───── RECORDS FOR THE TASK ─────

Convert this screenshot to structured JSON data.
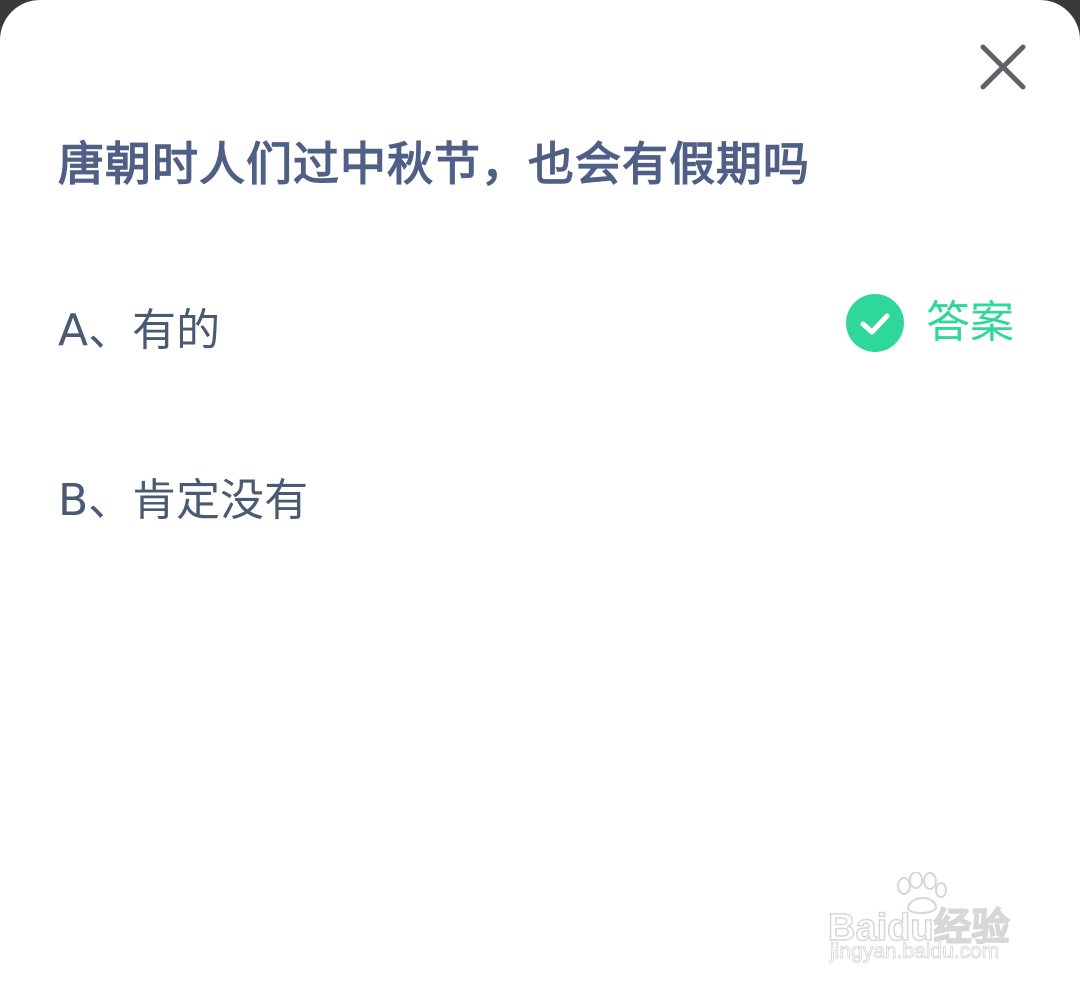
{
  "quiz": {
    "question": "唐朝时人们过中秋节，也会有假期吗",
    "options": [
      {
        "label": "A、有的",
        "is_answer": true
      },
      {
        "label": "B、肯定没有",
        "is_answer": false
      }
    ],
    "answer_label": "答案"
  },
  "icons": {
    "close": "close-icon",
    "check": "check-circle-icon"
  },
  "colors": {
    "question": "#4f5f86",
    "option_text": "#4a5a72",
    "answer_accent": "#2fd89a",
    "background": "#ffffff"
  },
  "watermark": {
    "brand": "Baidu经验",
    "url": "jingyan.baidu.com"
  }
}
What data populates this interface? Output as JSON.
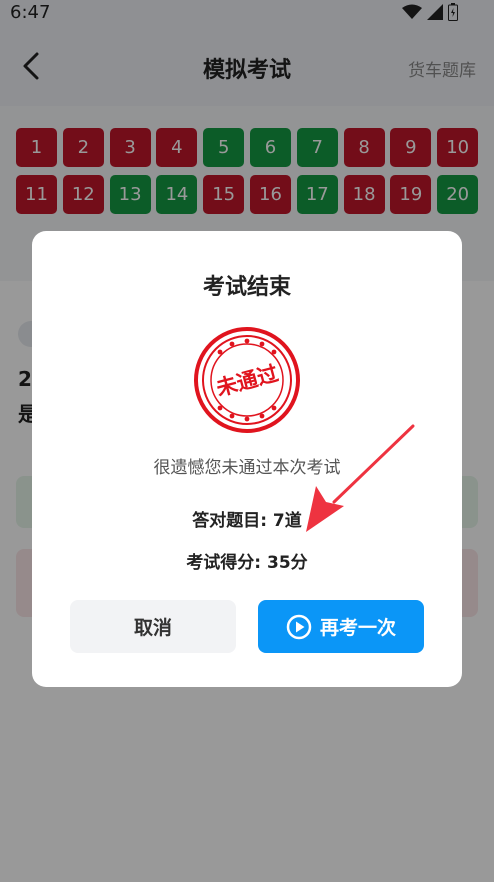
{
  "status_bar": {
    "time": "6:47",
    "tag": "cr4f"
  },
  "header": {
    "title": "模拟考试",
    "right_link": "货车题库"
  },
  "grid": {
    "cells": [
      {
        "n": "1",
        "status": "wrong"
      },
      {
        "n": "2",
        "status": "wrong"
      },
      {
        "n": "3",
        "status": "wrong"
      },
      {
        "n": "4",
        "status": "wrong"
      },
      {
        "n": "5",
        "status": "right"
      },
      {
        "n": "6",
        "status": "right"
      },
      {
        "n": "7",
        "status": "right"
      },
      {
        "n": "8",
        "status": "wrong"
      },
      {
        "n": "9",
        "status": "wrong"
      },
      {
        "n": "10",
        "status": "wrong"
      },
      {
        "n": "11",
        "status": "wrong"
      },
      {
        "n": "12",
        "status": "wrong"
      },
      {
        "n": "13",
        "status": "right"
      },
      {
        "n": "14",
        "status": "right"
      },
      {
        "n": "15",
        "status": "wrong"
      },
      {
        "n": "16",
        "status": "wrong"
      },
      {
        "n": "17",
        "status": "right"
      },
      {
        "n": "18",
        "status": "wrong"
      },
      {
        "n": "19",
        "status": "wrong"
      },
      {
        "n": "20",
        "status": "right"
      }
    ]
  },
  "background": {
    "question_line1": "20",
    "question_line2": "是"
  },
  "dialog": {
    "title": "考试结束",
    "stamp_text": "未通过",
    "message": "很遗憾您未通过本次考试",
    "correct_count": "答对题目: 7道",
    "score": "考试得分: 35分",
    "cancel_label": "取消",
    "retry_label": "再考一次"
  },
  "colors": {
    "wrong": "#c0172b",
    "right": "#149a44",
    "primary": "#0b96f7",
    "stamp": "#e0141e",
    "arrow": "#ee3340"
  }
}
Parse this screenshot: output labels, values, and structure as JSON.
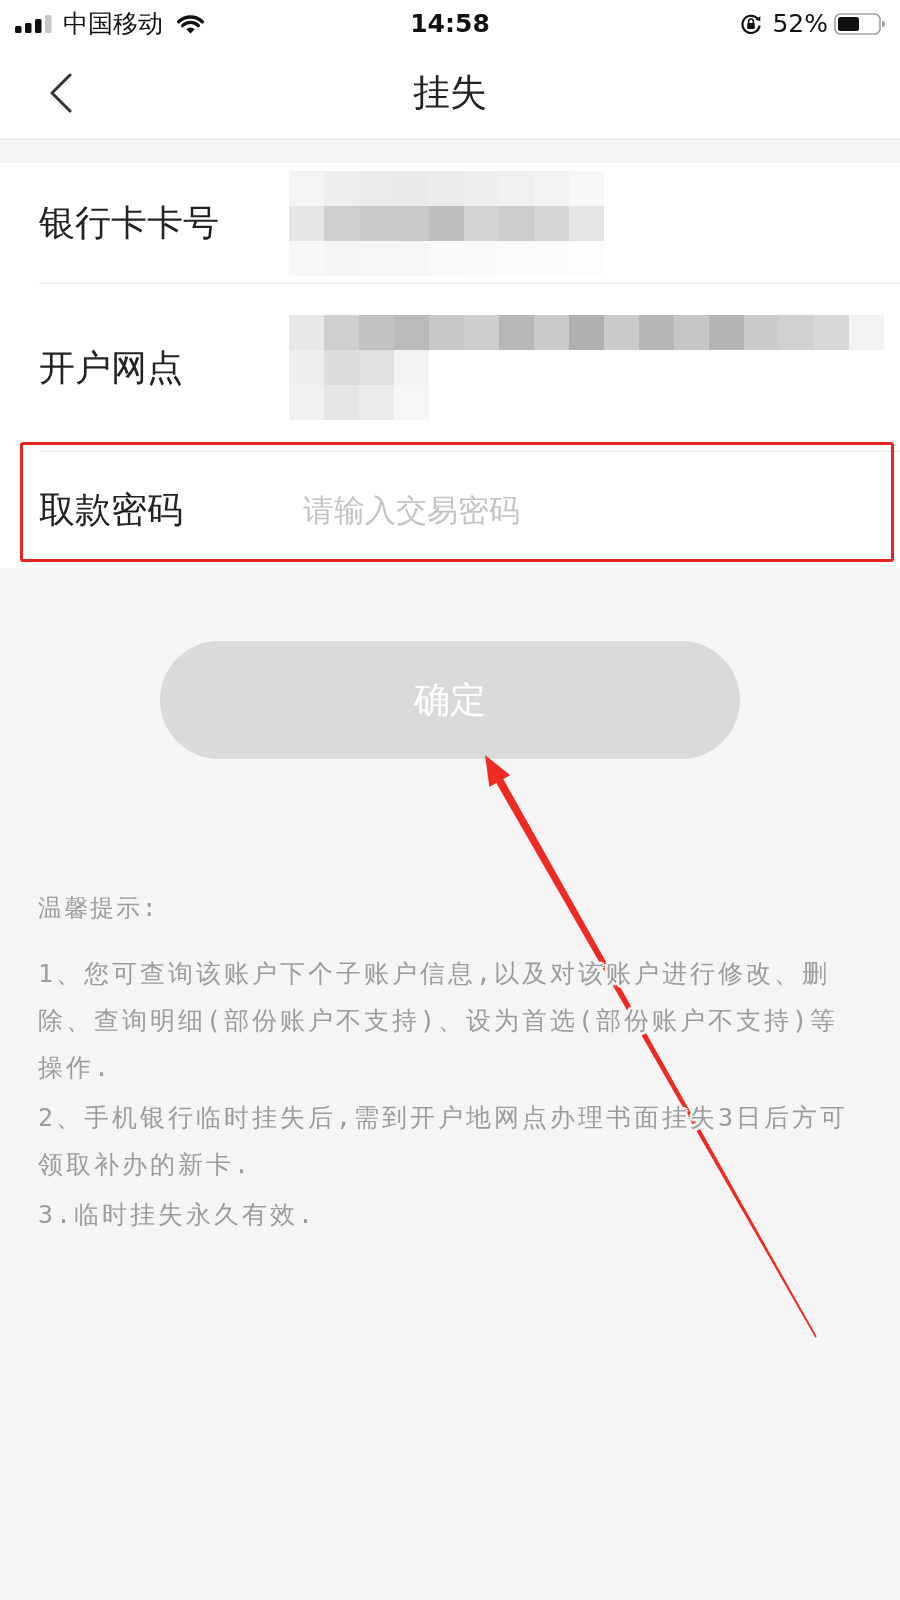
{
  "status_bar": {
    "carrier": "中国移动",
    "time": "14:58",
    "battery": "52%"
  },
  "nav_bar": {
    "title": "挂失"
  },
  "form": {
    "rows": [
      {
        "kind": "masked",
        "label": "银行卡卡号"
      },
      {
        "kind": "masked",
        "label": "开户网点"
      },
      {
        "kind": "input",
        "label": "取款密码",
        "placeholder": "请输入交易密码"
      }
    ]
  },
  "confirm_button": {
    "label": "确定",
    "disabled": true
  },
  "tips": {
    "title": "温馨提示:",
    "items": [
      "1、您可查询该账户下个子账户信息,以及对该账户进行修改、删除、查询明细(部份账户不支持)、设为首选(部份账户不支持)等操作.",
      "2、手机银行临时挂失后,需到开户地网点办理书面挂失3日后方可领取补办的新卡.",
      "3.临时挂失永久有效."
    ]
  }
}
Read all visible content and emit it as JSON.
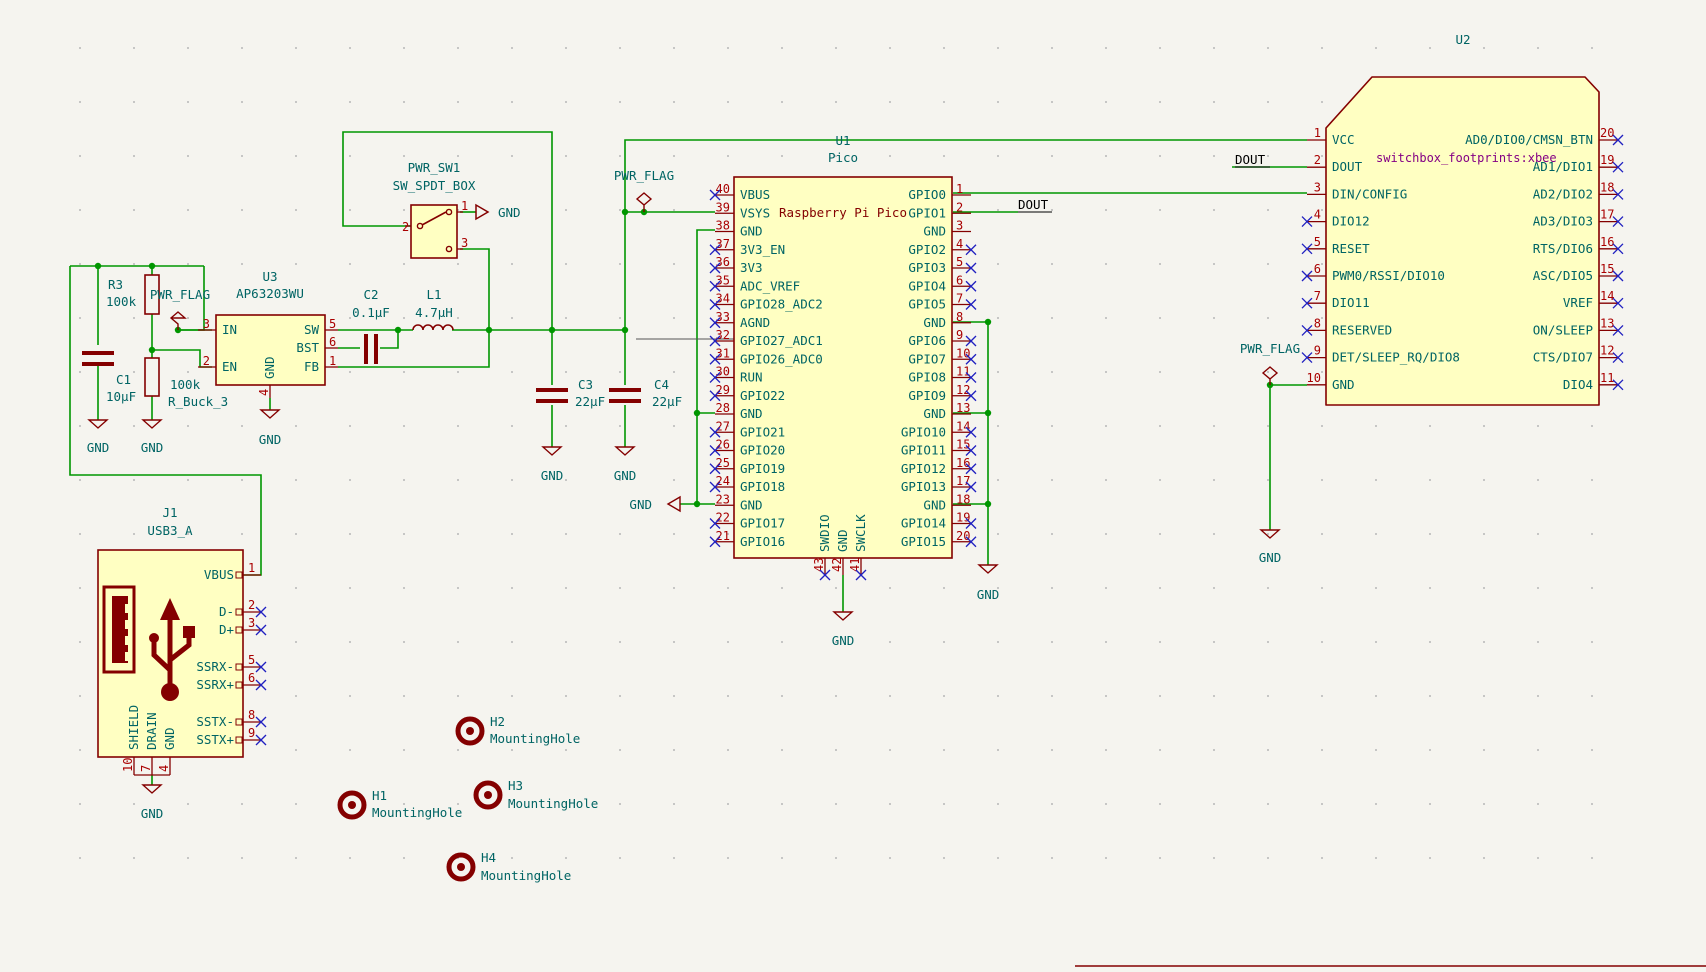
{
  "schematic": {
    "u1": {
      "ref": "U1",
      "value": "Pico",
      "inner": "Raspberry Pi Pico",
      "left_pins": [
        {
          "num": "40",
          "name": "VBUS"
        },
        {
          "num": "39",
          "name": "VSYS"
        },
        {
          "num": "38",
          "name": "GND"
        },
        {
          "num": "37",
          "name": "3V3_EN"
        },
        {
          "num": "36",
          "name": "3V3"
        },
        {
          "num": "35",
          "name": "ADC_VREF"
        },
        {
          "num": "34",
          "name": "GPIO28_ADC2"
        },
        {
          "num": "33",
          "name": "AGND"
        },
        {
          "num": "32",
          "name": "GPIO27_ADC1"
        },
        {
          "num": "31",
          "name": "GPIO26_ADC0"
        },
        {
          "num": "30",
          "name": "RUN"
        },
        {
          "num": "29",
          "name": "GPIO22"
        },
        {
          "num": "28",
          "name": "GND"
        },
        {
          "num": "27",
          "name": "GPIO21"
        },
        {
          "num": "26",
          "name": "GPIO20"
        },
        {
          "num": "25",
          "name": "GPIO19"
        },
        {
          "num": "24",
          "name": "GPIO18"
        },
        {
          "num": "23",
          "name": "GND"
        },
        {
          "num": "22",
          "name": "GPIO17"
        },
        {
          "num": "21",
          "name": "GPIO16"
        }
      ],
      "right_pins": [
        {
          "num": "1",
          "name": "GPIO0"
        },
        {
          "num": "2",
          "name": "GPIO1"
        },
        {
          "num": "3",
          "name": "GND"
        },
        {
          "num": "4",
          "name": "GPIO2"
        },
        {
          "num": "5",
          "name": "GPIO3"
        },
        {
          "num": "6",
          "name": "GPIO4"
        },
        {
          "num": "7",
          "name": "GPIO5"
        },
        {
          "num": "8",
          "name": "GND"
        },
        {
          "num": "9",
          "name": "GPIO6"
        },
        {
          "num": "10",
          "name": "GPIO7"
        },
        {
          "num": "11",
          "name": "GPIO8"
        },
        {
          "num": "12",
          "name": "GPIO9"
        },
        {
          "num": "13",
          "name": "GND"
        },
        {
          "num": "14",
          "name": "GPIO10"
        },
        {
          "num": "15",
          "name": "GPIO11"
        },
        {
          "num": "16",
          "name": "GPIO12"
        },
        {
          "num": "17",
          "name": "GPIO13"
        },
        {
          "num": "18",
          "name": "GND"
        },
        {
          "num": "19",
          "name": "GPIO14"
        },
        {
          "num": "20",
          "name": "GPIO15"
        }
      ],
      "bottom_pins": [
        {
          "num": "43",
          "name": "SWDIO"
        },
        {
          "num": "42",
          "name": "GND"
        },
        {
          "num": "41",
          "name": "SWCLK"
        }
      ]
    },
    "u2": {
      "ref": "U2",
      "footprint": "switchbox_footprints:xbee",
      "left_pins": [
        {
          "num": "1",
          "name": "VCC"
        },
        {
          "num": "2",
          "name": "DOUT"
        },
        {
          "num": "3",
          "name": "DIN/CONFIG"
        },
        {
          "num": "4",
          "name": "DIO12"
        },
        {
          "num": "5",
          "name": "RESET"
        },
        {
          "num": "6",
          "name": "PWM0/RSSI/DIO10"
        },
        {
          "num": "7",
          "name": "DIO11"
        },
        {
          "num": "8",
          "name": "RESERVED"
        },
        {
          "num": "9",
          "name": "DET/SLEEP_RQ/DIO8"
        },
        {
          "num": "10",
          "name": "GND"
        }
      ],
      "right_pins": [
        {
          "num": "20",
          "name": "AD0/DIO0/CMSN_BTN"
        },
        {
          "num": "19",
          "name": "AD1/DIO1"
        },
        {
          "num": "18",
          "name": "AD2/DIO2"
        },
        {
          "num": "17",
          "name": "AD3/DIO3"
        },
        {
          "num": "16",
          "name": "RTS/DIO6"
        },
        {
          "num": "15",
          "name": "ASC/DIO5"
        },
        {
          "num": "14",
          "name": "VREF"
        },
        {
          "num": "13",
          "name": "ON/SLEEP"
        },
        {
          "num": "12",
          "name": "CTS/DIO7"
        },
        {
          "num": "11",
          "name": "DIO4"
        }
      ]
    },
    "u3": {
      "ref": "U3",
      "value": "AP63203WU",
      "pins": [
        {
          "num": "3",
          "name": "IN"
        },
        {
          "num": "2",
          "name": "EN"
        },
        {
          "num": "4",
          "name": "GND"
        },
        {
          "num": "5",
          "name": "SW"
        },
        {
          "num": "6",
          "name": "BST"
        },
        {
          "num": "1",
          "name": "FB"
        }
      ]
    },
    "j1": {
      "ref": "J1",
      "value": "USB3_A",
      "right_pins": [
        {
          "num": "1",
          "name": "VBUS"
        },
        {
          "num": "2",
          "name": "D-"
        },
        {
          "num": "3",
          "name": "D+"
        },
        {
          "num": "5",
          "name": "SSRX-"
        },
        {
          "num": "6",
          "name": "SSRX+"
        },
        {
          "num": "8",
          "name": "SSTX-"
        },
        {
          "num": "9",
          "name": "SSTX+"
        }
      ],
      "bottom_pins": [
        {
          "num": "10",
          "name": "SHIELD"
        },
        {
          "num": "7",
          "name": "DRAIN"
        },
        {
          "num": "4",
          "name": "GND"
        }
      ]
    },
    "sw": {
      "ref": "PWR_SW1",
      "value": "SW_SPDT_BOX",
      "pins": [
        "1",
        "2",
        "3"
      ]
    },
    "passives": {
      "r3": {
        "ref": "R3",
        "value": "100k"
      },
      "r_buck": {
        "ref": "100k",
        "value": "R_Buck_3"
      },
      "c1": {
        "ref": "C1",
        "value": "10µF"
      },
      "c2": {
        "ref": "C2",
        "value": "0.1µF"
      },
      "l1": {
        "ref": "L1",
        "value": "4.7µH"
      },
      "c3": {
        "ref": "C3",
        "value": "22µF"
      },
      "c4": {
        "ref": "C4",
        "value": "22µF"
      }
    },
    "holes": [
      {
        "ref": "H1",
        "value": "MountingHole"
      },
      {
        "ref": "H2",
        "value": "MountingHole"
      },
      {
        "ref": "H3",
        "value": "MountingHole"
      },
      {
        "ref": "H4",
        "value": "MountingHole"
      }
    ],
    "power": {
      "gnd": "GND",
      "pwr_flag": "PWR_FLAG"
    },
    "net_labels": {
      "dout": "DOUT"
    }
  }
}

─────

**WHAT YOU HAVE TO DO**
From the material above, gather all lines that include the string "title" and copy them.

**TASK ANSWER**
    "title": "模拟考试",
    "title": "考试结束",
    "title": "挂失"
    "title": "温馨提示:",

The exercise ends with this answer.